● Goal of the exercise: Lines holding the string "screenshot" are the ones to copy from this listing.

◆ ◆ ◆ ◆ ◆ ◆ ◆

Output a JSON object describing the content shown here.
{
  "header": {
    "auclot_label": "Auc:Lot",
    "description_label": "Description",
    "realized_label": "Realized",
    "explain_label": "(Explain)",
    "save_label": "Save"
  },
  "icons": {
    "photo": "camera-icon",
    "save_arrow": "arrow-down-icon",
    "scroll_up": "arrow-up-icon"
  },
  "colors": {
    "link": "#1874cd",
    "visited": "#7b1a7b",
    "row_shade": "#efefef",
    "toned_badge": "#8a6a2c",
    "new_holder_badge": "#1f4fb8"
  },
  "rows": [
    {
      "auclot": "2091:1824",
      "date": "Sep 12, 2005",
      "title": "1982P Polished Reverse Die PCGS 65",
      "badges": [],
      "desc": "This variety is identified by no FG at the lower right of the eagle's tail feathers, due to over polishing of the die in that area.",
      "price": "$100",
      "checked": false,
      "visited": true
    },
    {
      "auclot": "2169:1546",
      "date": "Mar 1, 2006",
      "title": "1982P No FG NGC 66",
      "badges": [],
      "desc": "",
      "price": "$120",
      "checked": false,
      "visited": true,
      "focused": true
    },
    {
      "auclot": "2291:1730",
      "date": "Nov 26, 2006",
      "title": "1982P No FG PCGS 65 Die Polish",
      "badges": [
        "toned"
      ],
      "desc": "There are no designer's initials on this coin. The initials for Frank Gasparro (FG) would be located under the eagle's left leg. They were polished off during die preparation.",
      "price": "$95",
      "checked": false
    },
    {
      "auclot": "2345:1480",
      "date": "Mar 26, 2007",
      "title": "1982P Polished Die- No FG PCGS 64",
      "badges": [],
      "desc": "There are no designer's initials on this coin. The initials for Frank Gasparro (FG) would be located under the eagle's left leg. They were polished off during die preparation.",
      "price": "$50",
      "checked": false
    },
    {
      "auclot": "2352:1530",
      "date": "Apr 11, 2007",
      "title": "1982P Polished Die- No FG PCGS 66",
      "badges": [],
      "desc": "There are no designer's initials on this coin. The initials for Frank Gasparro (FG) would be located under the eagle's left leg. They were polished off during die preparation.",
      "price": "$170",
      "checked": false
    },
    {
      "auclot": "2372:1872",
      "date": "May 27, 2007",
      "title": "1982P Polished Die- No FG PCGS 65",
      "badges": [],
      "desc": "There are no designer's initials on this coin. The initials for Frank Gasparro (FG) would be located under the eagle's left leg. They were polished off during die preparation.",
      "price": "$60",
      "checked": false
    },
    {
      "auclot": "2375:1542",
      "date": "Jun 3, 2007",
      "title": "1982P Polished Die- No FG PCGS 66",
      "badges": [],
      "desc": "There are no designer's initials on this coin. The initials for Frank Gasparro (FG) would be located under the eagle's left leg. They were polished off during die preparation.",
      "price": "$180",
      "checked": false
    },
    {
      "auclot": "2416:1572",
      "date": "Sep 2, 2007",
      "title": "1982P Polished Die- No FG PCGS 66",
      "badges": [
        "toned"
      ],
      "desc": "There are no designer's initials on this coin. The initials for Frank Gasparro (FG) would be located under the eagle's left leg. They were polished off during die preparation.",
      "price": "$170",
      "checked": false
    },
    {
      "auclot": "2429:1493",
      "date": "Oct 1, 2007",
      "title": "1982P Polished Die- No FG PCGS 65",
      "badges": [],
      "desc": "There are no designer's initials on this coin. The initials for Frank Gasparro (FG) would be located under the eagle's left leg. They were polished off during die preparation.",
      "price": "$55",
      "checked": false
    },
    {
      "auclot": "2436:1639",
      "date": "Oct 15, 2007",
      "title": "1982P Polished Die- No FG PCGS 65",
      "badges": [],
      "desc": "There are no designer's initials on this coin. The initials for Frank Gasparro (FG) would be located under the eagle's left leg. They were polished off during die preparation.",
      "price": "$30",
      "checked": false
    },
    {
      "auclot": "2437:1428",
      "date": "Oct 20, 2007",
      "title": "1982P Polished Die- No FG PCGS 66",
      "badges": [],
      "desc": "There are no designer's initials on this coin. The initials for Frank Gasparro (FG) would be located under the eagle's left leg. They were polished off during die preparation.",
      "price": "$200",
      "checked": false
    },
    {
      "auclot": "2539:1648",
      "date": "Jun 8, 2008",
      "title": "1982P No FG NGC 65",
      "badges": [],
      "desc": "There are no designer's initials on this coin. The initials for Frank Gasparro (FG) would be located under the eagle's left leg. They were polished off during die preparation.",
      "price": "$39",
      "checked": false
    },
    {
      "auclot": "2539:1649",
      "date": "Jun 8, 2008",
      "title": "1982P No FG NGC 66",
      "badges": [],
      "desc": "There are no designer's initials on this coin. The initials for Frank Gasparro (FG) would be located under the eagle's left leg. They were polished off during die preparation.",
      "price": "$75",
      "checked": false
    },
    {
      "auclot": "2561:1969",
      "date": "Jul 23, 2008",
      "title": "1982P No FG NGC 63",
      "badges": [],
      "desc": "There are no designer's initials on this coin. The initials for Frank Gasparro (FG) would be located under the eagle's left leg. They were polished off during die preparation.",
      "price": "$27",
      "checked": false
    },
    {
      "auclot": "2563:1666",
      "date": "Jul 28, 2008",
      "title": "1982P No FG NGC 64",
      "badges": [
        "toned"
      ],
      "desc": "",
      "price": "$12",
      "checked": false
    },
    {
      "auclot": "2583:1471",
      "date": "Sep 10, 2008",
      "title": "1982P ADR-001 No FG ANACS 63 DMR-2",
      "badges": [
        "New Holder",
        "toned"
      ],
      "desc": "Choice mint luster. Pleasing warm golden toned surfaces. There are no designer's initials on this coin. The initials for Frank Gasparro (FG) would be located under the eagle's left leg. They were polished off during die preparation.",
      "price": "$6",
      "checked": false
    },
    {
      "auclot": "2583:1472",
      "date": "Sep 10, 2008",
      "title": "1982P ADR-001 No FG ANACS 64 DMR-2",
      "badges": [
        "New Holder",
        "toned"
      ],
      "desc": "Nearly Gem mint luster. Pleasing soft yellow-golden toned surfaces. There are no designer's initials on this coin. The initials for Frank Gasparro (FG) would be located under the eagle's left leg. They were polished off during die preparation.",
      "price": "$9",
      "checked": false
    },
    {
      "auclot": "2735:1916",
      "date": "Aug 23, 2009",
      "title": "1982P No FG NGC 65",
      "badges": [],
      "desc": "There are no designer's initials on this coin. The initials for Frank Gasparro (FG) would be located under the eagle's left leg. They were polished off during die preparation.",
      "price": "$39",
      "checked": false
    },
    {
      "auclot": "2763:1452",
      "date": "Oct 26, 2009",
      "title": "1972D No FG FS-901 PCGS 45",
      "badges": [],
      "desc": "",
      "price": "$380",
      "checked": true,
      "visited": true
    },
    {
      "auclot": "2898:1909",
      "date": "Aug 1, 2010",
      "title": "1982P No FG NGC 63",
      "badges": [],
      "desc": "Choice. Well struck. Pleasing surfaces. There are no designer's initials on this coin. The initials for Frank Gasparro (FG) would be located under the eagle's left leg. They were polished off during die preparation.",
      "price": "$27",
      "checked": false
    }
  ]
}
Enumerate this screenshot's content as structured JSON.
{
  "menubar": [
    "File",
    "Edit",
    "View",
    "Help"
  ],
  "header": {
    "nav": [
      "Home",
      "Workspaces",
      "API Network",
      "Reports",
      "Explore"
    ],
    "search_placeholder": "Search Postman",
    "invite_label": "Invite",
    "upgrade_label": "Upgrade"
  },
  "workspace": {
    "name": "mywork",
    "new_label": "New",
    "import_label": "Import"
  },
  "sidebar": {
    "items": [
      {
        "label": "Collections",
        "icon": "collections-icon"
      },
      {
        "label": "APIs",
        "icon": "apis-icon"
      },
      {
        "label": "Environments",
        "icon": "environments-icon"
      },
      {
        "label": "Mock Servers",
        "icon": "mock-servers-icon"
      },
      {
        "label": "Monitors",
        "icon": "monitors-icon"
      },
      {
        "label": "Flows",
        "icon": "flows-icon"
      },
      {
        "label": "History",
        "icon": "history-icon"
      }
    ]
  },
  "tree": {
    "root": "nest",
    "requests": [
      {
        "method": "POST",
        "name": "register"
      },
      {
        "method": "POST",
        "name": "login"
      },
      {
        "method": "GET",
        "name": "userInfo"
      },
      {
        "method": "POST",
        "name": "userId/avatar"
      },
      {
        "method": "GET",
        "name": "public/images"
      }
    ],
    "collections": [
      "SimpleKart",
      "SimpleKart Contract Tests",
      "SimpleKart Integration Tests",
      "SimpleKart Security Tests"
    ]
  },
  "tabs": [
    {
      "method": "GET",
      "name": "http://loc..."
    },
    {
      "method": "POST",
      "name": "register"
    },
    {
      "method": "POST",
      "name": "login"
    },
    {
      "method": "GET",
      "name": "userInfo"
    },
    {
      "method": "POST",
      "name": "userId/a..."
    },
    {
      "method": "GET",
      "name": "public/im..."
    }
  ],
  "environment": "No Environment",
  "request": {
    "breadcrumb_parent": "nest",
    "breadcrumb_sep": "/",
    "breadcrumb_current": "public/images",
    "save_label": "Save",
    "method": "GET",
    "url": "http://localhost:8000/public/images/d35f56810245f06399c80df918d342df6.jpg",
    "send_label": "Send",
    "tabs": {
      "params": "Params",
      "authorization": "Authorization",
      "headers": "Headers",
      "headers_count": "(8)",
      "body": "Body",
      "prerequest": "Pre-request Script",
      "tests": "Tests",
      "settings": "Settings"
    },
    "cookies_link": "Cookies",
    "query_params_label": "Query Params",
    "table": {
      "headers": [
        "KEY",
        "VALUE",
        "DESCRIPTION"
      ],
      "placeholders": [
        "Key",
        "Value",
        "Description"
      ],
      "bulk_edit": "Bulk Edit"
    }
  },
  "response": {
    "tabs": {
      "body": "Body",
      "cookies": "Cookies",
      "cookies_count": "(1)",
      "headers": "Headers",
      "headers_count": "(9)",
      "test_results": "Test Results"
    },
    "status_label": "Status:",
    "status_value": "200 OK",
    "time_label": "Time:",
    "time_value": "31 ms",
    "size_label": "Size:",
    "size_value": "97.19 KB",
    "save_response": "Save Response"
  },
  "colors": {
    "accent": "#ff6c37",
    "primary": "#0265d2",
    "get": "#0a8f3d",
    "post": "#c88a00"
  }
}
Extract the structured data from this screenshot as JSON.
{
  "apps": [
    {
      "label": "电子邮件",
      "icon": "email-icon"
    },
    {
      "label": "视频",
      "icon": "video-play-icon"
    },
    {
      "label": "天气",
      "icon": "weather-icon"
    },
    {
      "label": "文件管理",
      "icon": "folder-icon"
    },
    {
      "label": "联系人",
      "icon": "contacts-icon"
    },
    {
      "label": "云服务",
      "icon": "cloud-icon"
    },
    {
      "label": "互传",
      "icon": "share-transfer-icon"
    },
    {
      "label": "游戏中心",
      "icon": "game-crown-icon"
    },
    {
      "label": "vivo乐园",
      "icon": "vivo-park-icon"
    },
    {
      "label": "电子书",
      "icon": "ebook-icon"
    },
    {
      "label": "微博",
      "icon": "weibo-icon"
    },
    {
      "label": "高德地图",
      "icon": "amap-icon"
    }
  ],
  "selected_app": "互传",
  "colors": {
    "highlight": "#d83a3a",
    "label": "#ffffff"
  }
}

◆ ◆ ◆ ◆ ◆ ◆ ◆

● Full output:
Enumerate this screenshot's content as structured JSON.
Extract the structured data from this screenshot as JSON.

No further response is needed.